Requirement:
Read the records and write them out again exactly.

Exercise input:
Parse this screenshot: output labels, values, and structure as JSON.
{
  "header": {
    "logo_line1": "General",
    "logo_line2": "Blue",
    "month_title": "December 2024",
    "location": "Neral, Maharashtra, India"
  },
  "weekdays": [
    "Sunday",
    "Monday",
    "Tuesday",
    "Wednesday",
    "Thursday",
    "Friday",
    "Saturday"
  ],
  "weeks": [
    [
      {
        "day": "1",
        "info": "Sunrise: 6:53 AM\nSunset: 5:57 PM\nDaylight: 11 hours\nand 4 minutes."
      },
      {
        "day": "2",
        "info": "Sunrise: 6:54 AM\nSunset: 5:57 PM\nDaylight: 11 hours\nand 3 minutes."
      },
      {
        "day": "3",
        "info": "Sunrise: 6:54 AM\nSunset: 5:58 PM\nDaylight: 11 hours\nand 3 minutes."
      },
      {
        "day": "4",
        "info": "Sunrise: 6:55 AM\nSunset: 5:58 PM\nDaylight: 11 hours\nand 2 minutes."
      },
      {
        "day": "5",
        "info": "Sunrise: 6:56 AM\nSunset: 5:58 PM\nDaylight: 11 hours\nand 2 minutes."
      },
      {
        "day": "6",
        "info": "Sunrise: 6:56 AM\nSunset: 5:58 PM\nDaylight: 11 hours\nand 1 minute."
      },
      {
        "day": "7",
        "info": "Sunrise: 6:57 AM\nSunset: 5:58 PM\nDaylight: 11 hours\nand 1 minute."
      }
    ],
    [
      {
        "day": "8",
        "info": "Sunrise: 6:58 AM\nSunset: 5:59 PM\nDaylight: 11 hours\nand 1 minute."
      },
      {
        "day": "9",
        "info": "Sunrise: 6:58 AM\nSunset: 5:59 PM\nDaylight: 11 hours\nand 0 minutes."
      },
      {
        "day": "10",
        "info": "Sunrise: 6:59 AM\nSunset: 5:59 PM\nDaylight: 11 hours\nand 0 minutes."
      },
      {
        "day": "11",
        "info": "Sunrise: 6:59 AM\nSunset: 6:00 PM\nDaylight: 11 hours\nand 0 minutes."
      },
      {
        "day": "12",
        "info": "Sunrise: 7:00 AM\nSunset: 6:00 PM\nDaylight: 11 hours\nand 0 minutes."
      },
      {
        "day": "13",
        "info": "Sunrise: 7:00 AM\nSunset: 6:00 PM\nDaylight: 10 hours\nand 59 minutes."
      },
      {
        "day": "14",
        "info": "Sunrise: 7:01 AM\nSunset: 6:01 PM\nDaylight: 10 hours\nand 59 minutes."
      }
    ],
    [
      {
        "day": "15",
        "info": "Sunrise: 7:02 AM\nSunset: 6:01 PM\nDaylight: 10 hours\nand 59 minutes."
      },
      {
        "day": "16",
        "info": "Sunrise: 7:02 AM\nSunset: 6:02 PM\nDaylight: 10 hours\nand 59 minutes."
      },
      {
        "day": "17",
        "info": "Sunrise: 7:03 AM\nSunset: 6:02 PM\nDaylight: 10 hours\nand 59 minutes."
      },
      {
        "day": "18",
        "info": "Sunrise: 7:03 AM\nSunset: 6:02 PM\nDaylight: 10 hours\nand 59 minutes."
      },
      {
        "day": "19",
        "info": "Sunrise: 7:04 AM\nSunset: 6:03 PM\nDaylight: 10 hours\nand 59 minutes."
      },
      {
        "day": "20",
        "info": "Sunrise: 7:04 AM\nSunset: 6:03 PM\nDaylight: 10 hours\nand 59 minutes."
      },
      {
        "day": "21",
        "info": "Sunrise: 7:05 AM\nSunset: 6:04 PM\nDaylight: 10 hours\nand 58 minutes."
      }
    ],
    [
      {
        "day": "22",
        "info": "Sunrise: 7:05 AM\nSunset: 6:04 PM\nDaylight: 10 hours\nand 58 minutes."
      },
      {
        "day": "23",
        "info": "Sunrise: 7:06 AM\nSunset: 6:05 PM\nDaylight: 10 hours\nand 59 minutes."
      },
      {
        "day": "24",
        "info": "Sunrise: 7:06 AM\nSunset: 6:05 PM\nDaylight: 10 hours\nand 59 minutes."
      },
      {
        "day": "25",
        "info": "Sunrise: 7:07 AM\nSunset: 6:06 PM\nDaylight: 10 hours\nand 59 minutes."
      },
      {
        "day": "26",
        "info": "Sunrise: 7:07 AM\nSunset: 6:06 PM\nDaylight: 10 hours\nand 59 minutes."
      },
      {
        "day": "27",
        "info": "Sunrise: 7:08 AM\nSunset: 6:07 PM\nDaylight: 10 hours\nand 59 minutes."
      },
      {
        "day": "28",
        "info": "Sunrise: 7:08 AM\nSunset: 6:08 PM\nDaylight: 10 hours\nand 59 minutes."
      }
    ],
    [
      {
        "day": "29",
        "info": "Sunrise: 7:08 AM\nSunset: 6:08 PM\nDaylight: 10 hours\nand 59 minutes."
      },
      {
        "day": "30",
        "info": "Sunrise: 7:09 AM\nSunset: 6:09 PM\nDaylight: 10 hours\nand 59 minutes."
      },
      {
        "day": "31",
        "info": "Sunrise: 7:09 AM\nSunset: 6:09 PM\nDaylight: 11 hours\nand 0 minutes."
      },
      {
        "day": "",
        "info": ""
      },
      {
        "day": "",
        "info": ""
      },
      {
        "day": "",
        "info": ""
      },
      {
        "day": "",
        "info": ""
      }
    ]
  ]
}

Output below:
Parse this screenshot: output labels, values, and structure as JSON.
{
  "header": {
    "logo_line1": "General",
    "logo_line2": "Blue",
    "month_title": "December 2024",
    "location": "Neral, Maharashtra, India"
  },
  "weekdays": [
    "Sunday",
    "Monday",
    "Tuesday",
    "Wednesday",
    "Thursday",
    "Friday",
    "Saturday"
  ],
  "weeks": [
    [
      {
        "day": "1",
        "info": "Sunrise: 6:53 AM\nSunset: 5:57 PM\nDaylight: 11 hours\nand 4 minutes."
      },
      {
        "day": "2",
        "info": "Sunrise: 6:54 AM\nSunset: 5:57 PM\nDaylight: 11 hours\nand 3 minutes."
      },
      {
        "day": "3",
        "info": "Sunrise: 6:54 AM\nSunset: 5:58 PM\nDaylight: 11 hours\nand 3 minutes."
      },
      {
        "day": "4",
        "info": "Sunrise: 6:55 AM\nSunset: 5:58 PM\nDaylight: 11 hours\nand 2 minutes."
      },
      {
        "day": "5",
        "info": "Sunrise: 6:56 AM\nSunset: 5:58 PM\nDaylight: 11 hours\nand 2 minutes."
      },
      {
        "day": "6",
        "info": "Sunrise: 6:56 AM\nSunset: 5:58 PM\nDaylight: 11 hours\nand 1 minute."
      },
      {
        "day": "7",
        "info": "Sunrise: 6:57 AM\nSunset: 5:58 PM\nDaylight: 11 hours\nand 1 minute."
      }
    ],
    [
      {
        "day": "8",
        "info": "Sunrise: 6:58 AM\nSunset: 5:59 PM\nDaylight: 11 hours\nand 1 minute."
      },
      {
        "day": "9",
        "info": "Sunrise: 6:58 AM\nSunset: 5:59 PM\nDaylight: 11 hours\nand 0 minutes."
      },
      {
        "day": "10",
        "info": "Sunrise: 6:59 AM\nSunset: 5:59 PM\nDaylight: 11 hours\nand 0 minutes."
      },
      {
        "day": "11",
        "info": "Sunrise: 6:59 AM\nSunset: 6:00 PM\nDaylight: 11 hours\nand 0 minutes."
      },
      {
        "day": "12",
        "info": "Sunrise: 7:00 AM\nSunset: 6:00 PM\nDaylight: 11 hours\nand 0 minutes."
      },
      {
        "day": "13",
        "info": "Sunrise: 7:00 AM\nSunset: 6:00 PM\nDaylight: 10 hours\nand 59 minutes."
      },
      {
        "day": "14",
        "info": "Sunrise: 7:01 AM\nSunset: 6:01 PM\nDaylight: 10 hours\nand 59 minutes."
      }
    ],
    [
      {
        "day": "15",
        "info": "Sunrise: 7:02 AM\nSunset: 6:01 PM\nDaylight: 10 hours\nand 59 minutes."
      },
      {
        "day": "16",
        "info": "Sunrise: 7:02 AM\nSunset: 6:02 PM\nDaylight: 10 hours\nand 59 minutes."
      },
      {
        "day": "17",
        "info": "Sunrise: 7:03 AM\nSunset: 6:02 PM\nDaylight: 10 hours\nand 59 minutes."
      },
      {
        "day": "18",
        "info": "Sunrise: 7:03 AM\nSunset: 6:02 PM\nDaylight: 10 hours\nand 59 minutes."
      },
      {
        "day": "19",
        "info": "Sunrise: 7:04 AM\nSunset: 6:03 PM\nDaylight: 10 hours\nand 59 minutes."
      },
      {
        "day": "20",
        "info": "Sunrise: 7:04 AM\nSunset: 6:03 PM\nDaylight: 10 hours\nand 59 minutes."
      },
      {
        "day": "21",
        "info": "Sunrise: 7:05 AM\nSunset: 6:04 PM\nDaylight: 10 hours\nand 58 minutes."
      }
    ],
    [
      {
        "day": "22",
        "info": "Sunrise: 7:05 AM\nSunset: 6:04 PM\nDaylight: 10 hours\nand 58 minutes."
      },
      {
        "day": "23",
        "info": "Sunrise: 7:06 AM\nSunset: 6:05 PM\nDaylight: 10 hours\nand 59 minutes."
      },
      {
        "day": "24",
        "info": "Sunrise: 7:06 AM\nSunset: 6:05 PM\nDaylight: 10 hours\nand 59 minutes."
      },
      {
        "day": "25",
        "info": "Sunrise: 7:07 AM\nSunset: 6:06 PM\nDaylight: 10 hours\nand 59 minutes."
      },
      {
        "day": "26",
        "info": "Sunrise: 7:07 AM\nSunset: 6:06 PM\nDaylight: 10 hours\nand 59 minutes."
      },
      {
        "day": "27",
        "info": "Sunrise: 7:08 AM\nSunset: 6:07 PM\nDaylight: 10 hours\nand 59 minutes."
      },
      {
        "day": "28",
        "info": "Sunrise: 7:08 AM\nSunset: 6:08 PM\nDaylight: 10 hours\nand 59 minutes."
      }
    ],
    [
      {
        "day": "29",
        "info": "Sunrise: 7:08 AM\nSunset: 6:08 PM\nDaylight: 10 hours\nand 59 minutes."
      },
      {
        "day": "30",
        "info": "Sunrise: 7:09 AM\nSunset: 6:09 PM\nDaylight: 10 hours\nand 59 minutes."
      },
      {
        "day": "31",
        "info": "Sunrise: 7:09 AM\nSunset: 6:09 PM\nDaylight: 11 hours\nand 0 minutes."
      },
      {
        "day": "",
        "info": ""
      },
      {
        "day": "",
        "info": ""
      },
      {
        "day": "",
        "info": ""
      },
      {
        "day": "",
        "info": ""
      }
    ]
  ]
}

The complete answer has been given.